### Фрагмент текста
В постановлении Академии наук от 14 июля 1748 года были определены исполнители намеченной работы: «Понеже С-Петербургский план имеет быть при академии на меди вырезан вновь, чего ради для снимания прешпектов надлежит быть архитектору Шумахеру, адъюнкту Трускотту и подмастерью Махаеву, а сего числа оный Махаев рапортует, что перспективнаго дела мастер Валериани требует для снимания тех преспектов две липовыя доски с деревянными сложными подножками, да для закрытия небольшую будку из вощанки, на сложных же столбиках, чтоб повелено было сделать по указанию онаго Валериания....Сверх же сего потребен им для ношения инструментов и для отогнания простых людей — солдат. Того ради определено: Показанному архитектору Шумахеру с товарищами для снимания оных прешпектов дать из канцелярии письменный билет, дабы от полиции в том им запрещения не было;...а солдата для ношения инструмента дать из канцелярии». Архитектор И. Я. Шумахер, по-видимому, выбирал, что снимать, и определял точки, с которых Махаевым производилась съемка проспектов, а в задачу адъюнкта географического департамента Академии И. Ф. Трускотта входило составление нового плана Санкт-Петербурга, поскольку город быстро рос и старый план, снятый в 1737 году, уже не мог быть использован в альбоме.

Через полгода составление нового плана было закончено. Он был украшен рисунками, выполненными по проекту Я. Штелина. В левом нижнем углу на высоком пьедестале, окруженном аллегорическими фигурами, изображена Елизавета Петровна в короне, со скипетром и державой в руках. Слава венчает ее лавровым венком. За памятником справа видно здание Двенадцати коллегий, на площади перед ним высится конный монумент Петра I работы К. Б. Растрелли, который предполагалось там установить. Слева вдали — Петропавловская крепость. Рисунки этих построек, а также помещенные в правом верхнем углу плана герб Санкт-Петербурга и атрибуты наук, художеств, торговли и военного дела были исполнены Махаевым.

### Задания
A) Кто назван исполнителями работы в постановлении Академии наук от 14 июля 1748 года из текста о плане Санкт-Петербурга? Укажите каждого вместе с должностью.
B) Измените отрывок текста о плане Санкт-Петербурга от слов «Через полгода составление» до слов «были исполнены Махаевым.» включительно, поставив «императрица» вместо «Елизавета Петровна».

### Исходные данные
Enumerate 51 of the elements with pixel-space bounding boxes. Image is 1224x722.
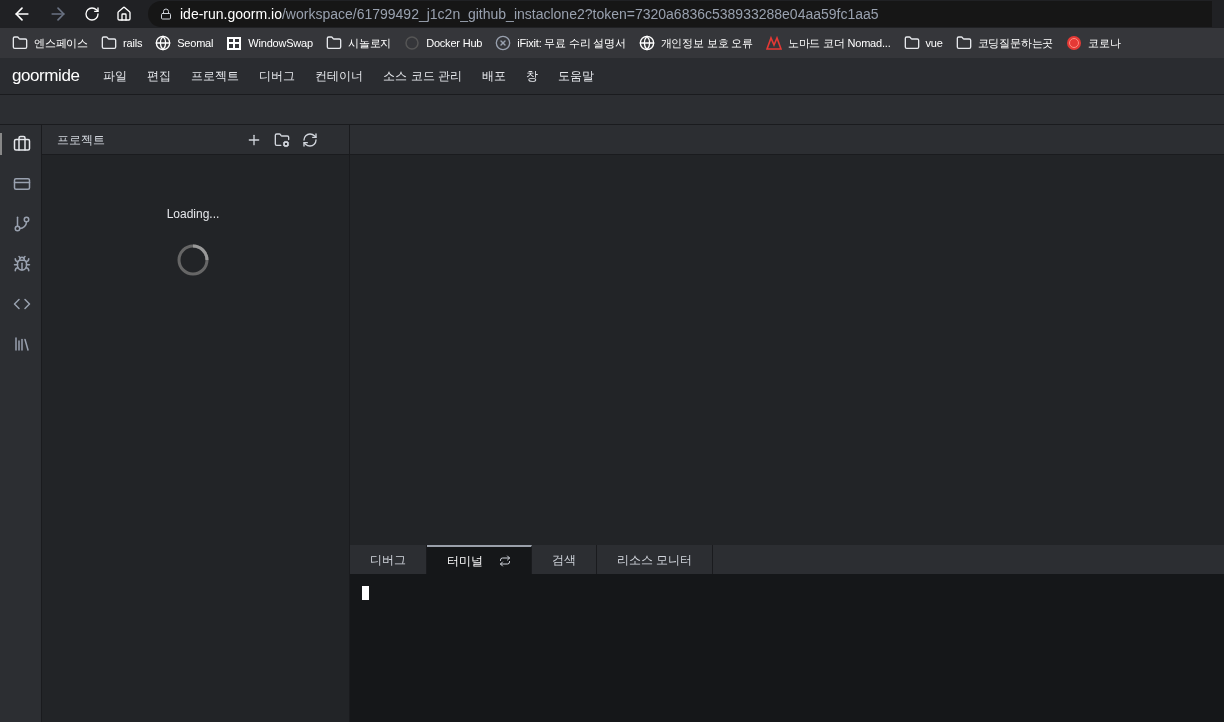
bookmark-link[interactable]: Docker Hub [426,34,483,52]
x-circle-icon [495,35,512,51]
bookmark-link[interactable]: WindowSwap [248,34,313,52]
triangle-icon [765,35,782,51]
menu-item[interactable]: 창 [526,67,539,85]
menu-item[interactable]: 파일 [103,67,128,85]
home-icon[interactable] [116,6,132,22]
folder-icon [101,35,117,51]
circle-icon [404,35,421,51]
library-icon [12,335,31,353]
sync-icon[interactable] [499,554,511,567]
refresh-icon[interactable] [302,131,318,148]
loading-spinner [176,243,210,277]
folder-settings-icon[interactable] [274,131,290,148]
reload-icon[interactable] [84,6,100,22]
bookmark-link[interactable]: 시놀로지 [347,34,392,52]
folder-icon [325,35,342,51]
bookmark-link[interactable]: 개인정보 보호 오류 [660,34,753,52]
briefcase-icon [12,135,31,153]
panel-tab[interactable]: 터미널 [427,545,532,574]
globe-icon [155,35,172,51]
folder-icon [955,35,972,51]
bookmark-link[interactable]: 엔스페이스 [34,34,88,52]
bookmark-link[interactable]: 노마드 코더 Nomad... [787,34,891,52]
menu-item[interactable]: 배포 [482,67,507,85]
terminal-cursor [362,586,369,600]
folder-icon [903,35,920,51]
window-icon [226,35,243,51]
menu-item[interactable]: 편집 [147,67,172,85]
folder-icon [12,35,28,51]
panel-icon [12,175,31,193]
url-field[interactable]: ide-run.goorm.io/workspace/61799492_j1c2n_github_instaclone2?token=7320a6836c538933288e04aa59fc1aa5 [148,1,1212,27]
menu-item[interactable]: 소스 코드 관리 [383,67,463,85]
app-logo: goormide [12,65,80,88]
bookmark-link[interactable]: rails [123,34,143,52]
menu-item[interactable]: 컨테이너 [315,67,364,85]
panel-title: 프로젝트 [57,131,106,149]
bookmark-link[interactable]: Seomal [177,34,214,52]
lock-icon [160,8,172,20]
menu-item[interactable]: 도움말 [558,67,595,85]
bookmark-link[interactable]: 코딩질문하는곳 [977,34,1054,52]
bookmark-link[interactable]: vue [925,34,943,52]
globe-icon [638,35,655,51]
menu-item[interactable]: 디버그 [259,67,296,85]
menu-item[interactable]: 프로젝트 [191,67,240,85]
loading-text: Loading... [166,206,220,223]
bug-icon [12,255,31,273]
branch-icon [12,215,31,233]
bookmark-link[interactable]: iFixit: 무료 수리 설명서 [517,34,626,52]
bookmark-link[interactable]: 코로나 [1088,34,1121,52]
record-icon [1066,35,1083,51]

### Ответы к заданиям
A) Архитектор Шумахер, адъюнкт Трускотт, подмастерье Махаев.

B)
Через полгода составление нового плана было закончено. Он был украшен рисунками, выполненными по проекту Я. Штелина. В левом нижнем углу на высоком пьедестале, окруженном аллегорическими фигурами, изображена императрица в короне, со скипетром и державой в руках. Слава венчает ее лавровым венком. За памятником справа видно здание Двенадцати коллегий, на площади перед ним высится конный монумент Петра I работы К. Б. Растрелли, который предполагалось там установить. Слева вдали — Петропавловская крепость. Рисунки этих построек, а также помещенные в правом верхнем углу плана герб Санкт-Петербурга и атрибуты наук, художеств, торговли и военного дела были исполнены Махаевым.